◆ Given task: Please write out the material below exactly as given.

[Structured figure records]
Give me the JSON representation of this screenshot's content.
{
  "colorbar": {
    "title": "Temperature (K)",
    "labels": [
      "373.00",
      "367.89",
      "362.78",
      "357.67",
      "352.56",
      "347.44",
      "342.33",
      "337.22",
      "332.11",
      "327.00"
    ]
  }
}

◆ Task output:
Give me the JSON representation of this screenshot's content.
{
  "colorbar": {
    "title": "Temperature (K)",
    "labels": [
      "373.00",
      "367.89",
      "362.78",
      "357.67",
      "352.56",
      "347.44",
      "342.33",
      "337.22",
      "332.11",
      "327.00"
    ]
  }
}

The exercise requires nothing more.